Prompt =
Do any lines in the data below contain "azon"? If so, copy every one of them.

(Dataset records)
-- -- --
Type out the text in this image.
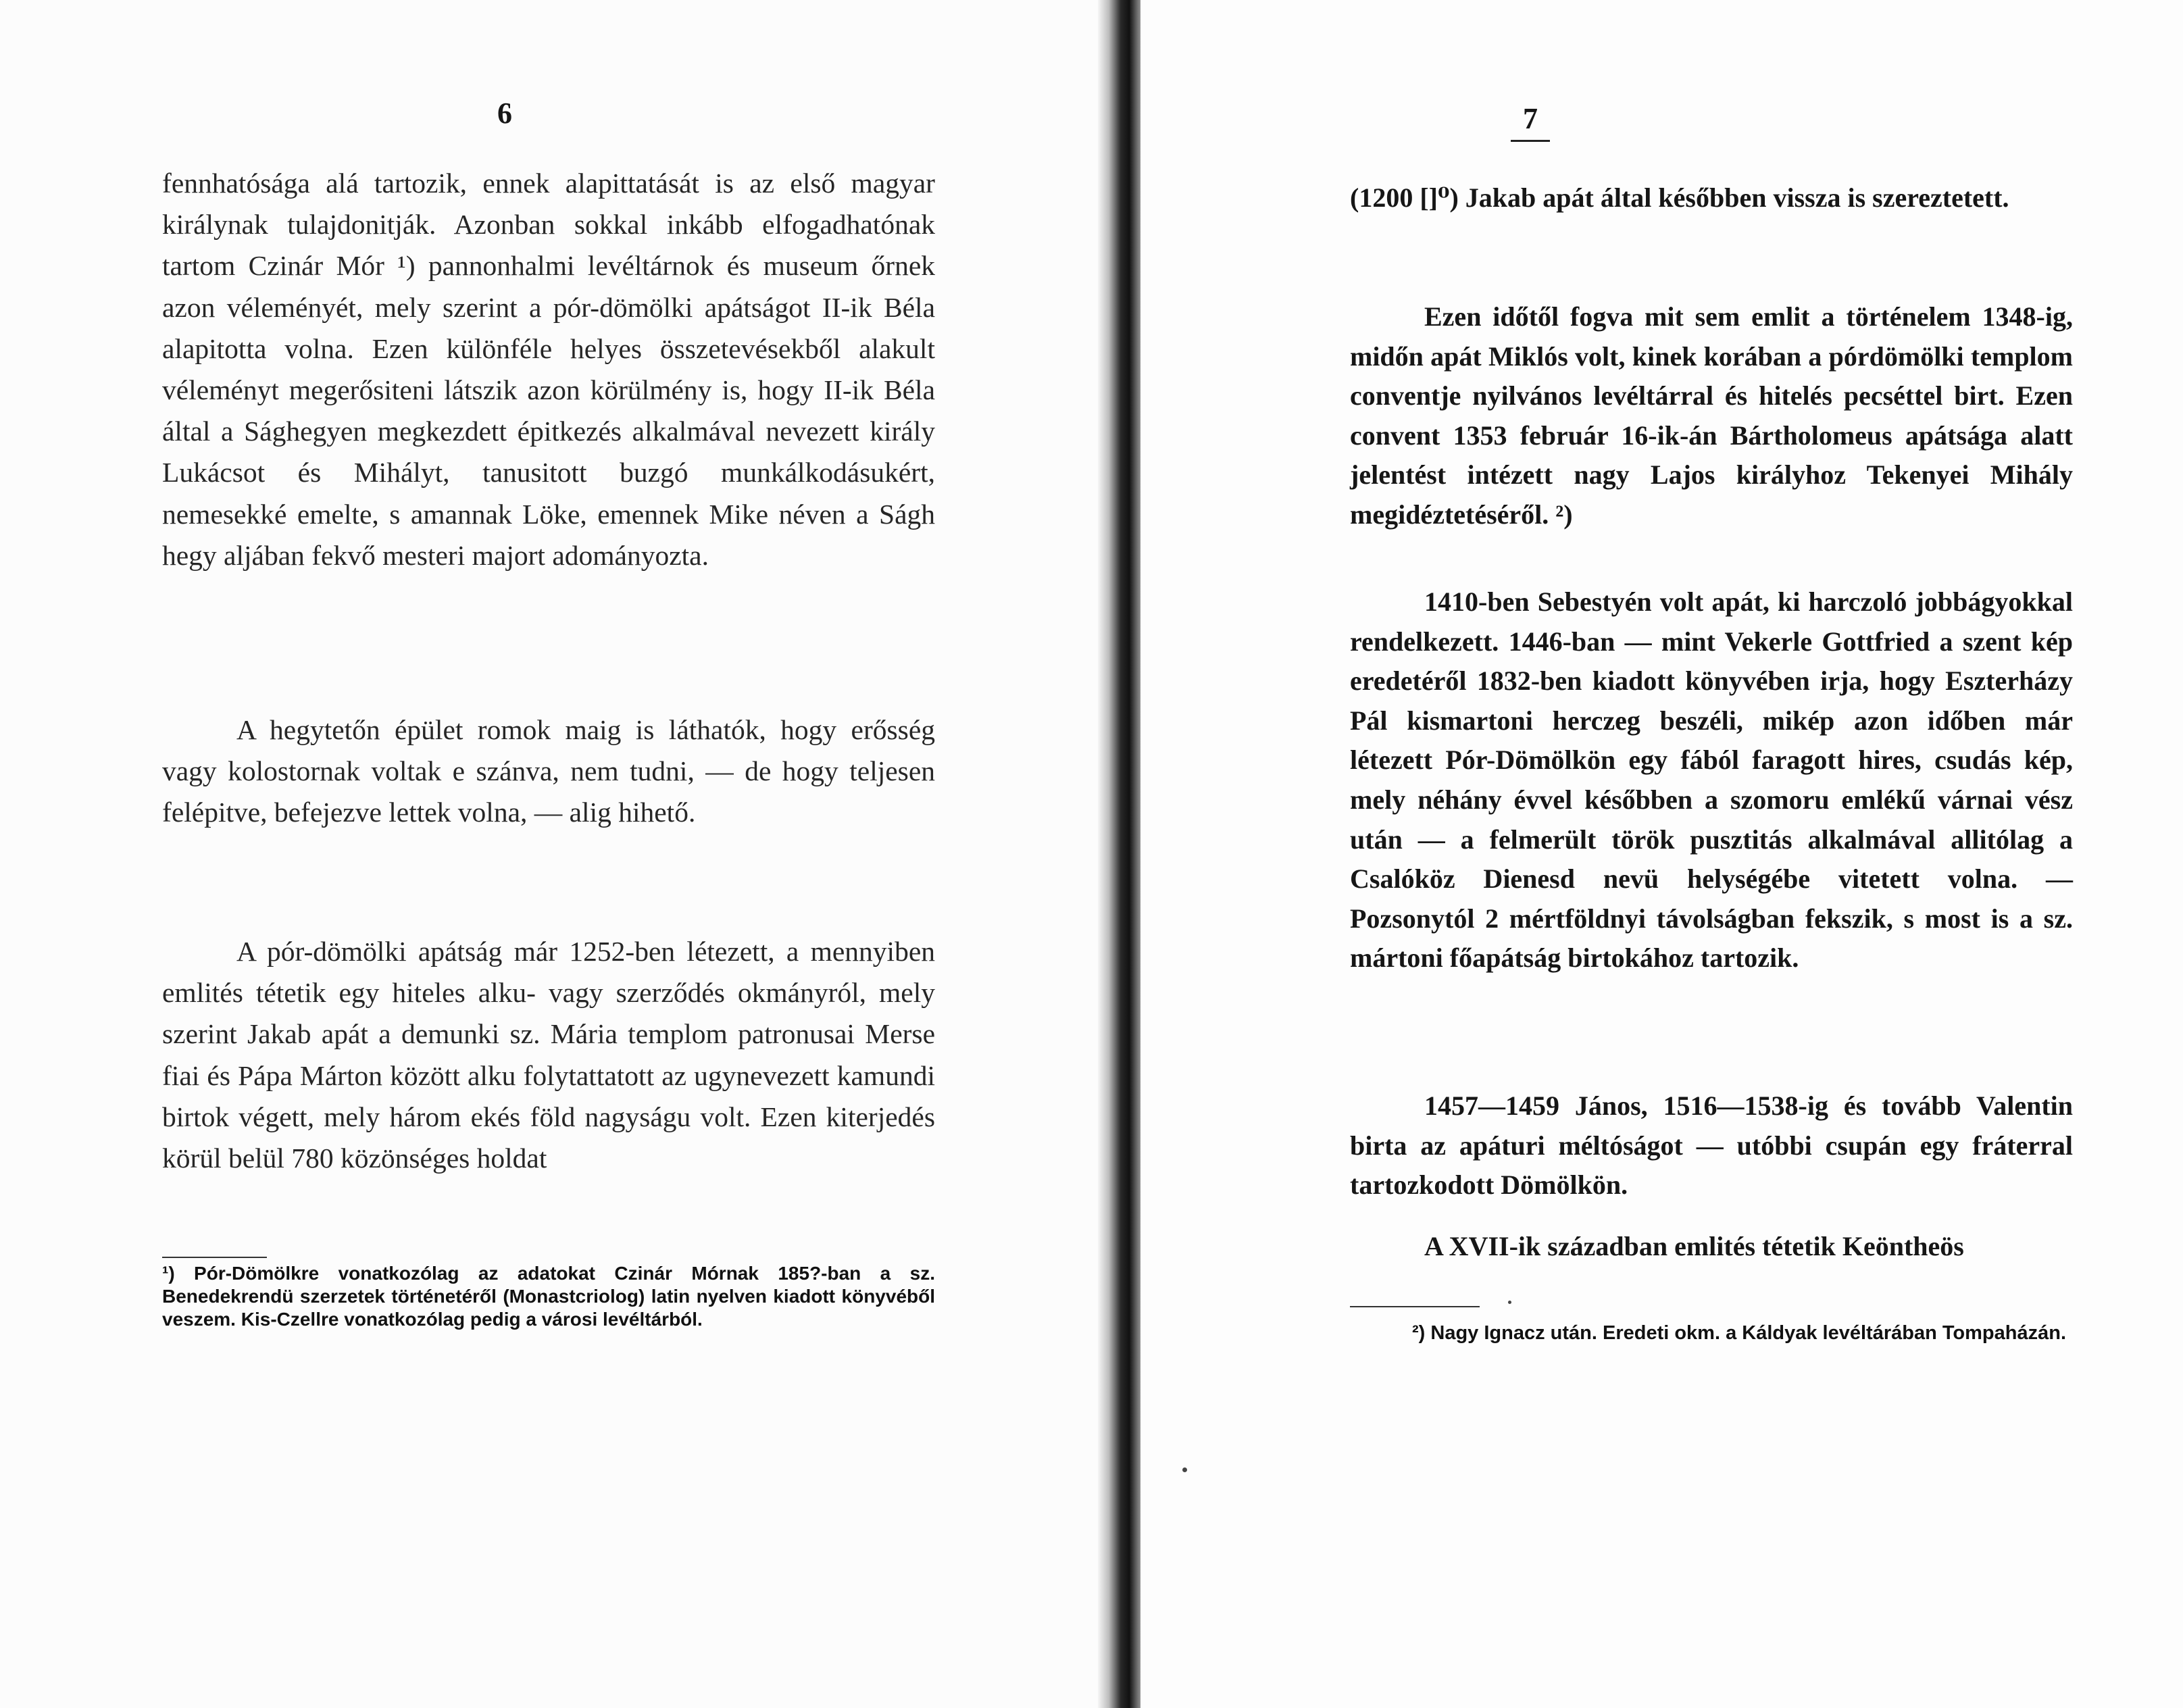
6

fennhatósága alá tartozik, ennek alapittatását is az első magyar királynak tulajdonitják. Azonban sokkal inkább elfogadhatónak tartom Czinár Mór ¹) pannonhalmi levéltárnok és museum őrnek azon véleményét, mely szerint a pór-dömölki apátságot II-ik Béla alapitotta volna. Ezen különféle helyes összetevésekből alakult véleményt megerősiteni látszik azon körülmény is, hogy II-ik Béla által a Sághegyen megkezdett épitkezés alkalmával nevezett király Lukácsot és Mihályt, tanusitott buzgó munkálkodásukért, nemesekké emelte, s amannak Löke, emennek Mike néven a Ságh hegy aljában fekvő mesteri majort adományozta.

A hegytetőn épület romok maig is láthatók, hogy erősség vagy kolostornak voltak e szánva, nem tudni, — de hogy teljesen felépitve, befejezve lettek volna, — alig hihető.

A pór-dömölki apátság már 1252-ben létezett, a mennyiben emlités tétetik egy hiteles alku- vagy szerződés okmányról, mely szerint Jakab apát a demunki sz. Mária templom patronusai Merse fiai és Pápa Márton között alku folytattatott az ugynevezett kamundi birtok végett, mely három ekés föld nagyságu volt. Ezen kiterjedés körül belül 780 közönséges holdat

¹) Pór-Dömölkre vonatkozólag az adatokat Czinár Mórnak 185?-ban a sz. Benedekrendü szerzetek történetéről (Monastcriolog) latin nyelven kiadott könyvéből veszem. Kis-Czellre vonatkozólag pedig a városi levéltárból.

7

(1200 []⁰) Jakab apát által későbben vissza is szereztetett.

Ezen időtől fogva mit sem emlit a történelem 1348-ig, midőn apát Miklós volt, kinek korában a pórdömölki templom conventje nyilvános levéltárral és hitelés pecséttel birt. Ezen convent 1353 február 16-ik-án Bártholomeus apátsága alatt jelentést intézett nagy Lajos királyhoz Tekenyei Mihály megidéztetéséről. ²)

1410-ben Sebestyén volt apát, ki harczoló jobbágyokkal rendelkezett. 1446-ban — mint Vekerle Gottfried a szent kép eredetéről 1832-ben kiadott könyvében irja, hogy Eszterházy Pál kismartoni herczeg beszéli, mikép azon időben már létezett Pór-Dömölkön egy fából faragott hires, csudás kép, mely néhány évvel későbben a szomoru emlékű várnai vész után — a felmerült török pusztitás alkalmával allitólag a Csalóköz Dienesd nevü helységébe vitetett volna. — Pozsonytól 2 mértföldnyi távolságban fekszik, s most is a sz. mártoni főapátság birtokához tartozik.

1457—1459 János, 1516—1538-ig és tovább Valentin birta az apáturi méltóságot — utóbbi csupán egy fráterral tartozkodott Dömölkön.

A XVII-ik században emlités tétetik Keöntheös

²) Nagy Ignacz után. Eredeti okm. a Káldyak levéltárában Tompaházán.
-- -- --
Reply =
fennhatósága alá tartozik, ennek alapittatását is az első magyar királynak tulajdonitják. Azonban sokkal inkább elfogadhatónak tartom Czinár Mór ¹) pannonhalmi levéltárnok és museum őrnek azon véleményét, mely szerint a pór-dömölki apátságot II-ik Béla alapitotta volna. Ezen különféle helyes összetevésekből alakult véleményt megerősiteni látszik azon körülmény is, hogy II-ik Béla által a Sághegyen megkezdett épitkezés alkalmával nevezett király Lukácsot és Mihályt, tanusitott buzgó munkálkodásukért, nemesekké emelte, s amannak Löke, emennek Mike néven a Ságh hegy aljában fekvő mesteri majort adományozta.
1410-ben Sebestyén volt apát, ki harczoló jobbágyokkal rendelkezett. 1446-ban — mint Vekerle Gottfried a szent kép eredetéről 1832-ben kiadott könyvében irja, hogy Eszterházy Pál kismartoni herczeg beszéli, mikép azon időben már létezett Pór-Dömölkön egy fából faragott hires, csudás kép, mely néhány évvel későbben a szomoru emlékű várnai vész után — a felmerült török pusztitás alkalmával allitólag a Csalóköz Dienesd nevü helységébe vitetett volna. — Pozsonytól 2 mértföldnyi távolságban fekszik, s most is a sz. mártoni főapátság birtokához tartozik.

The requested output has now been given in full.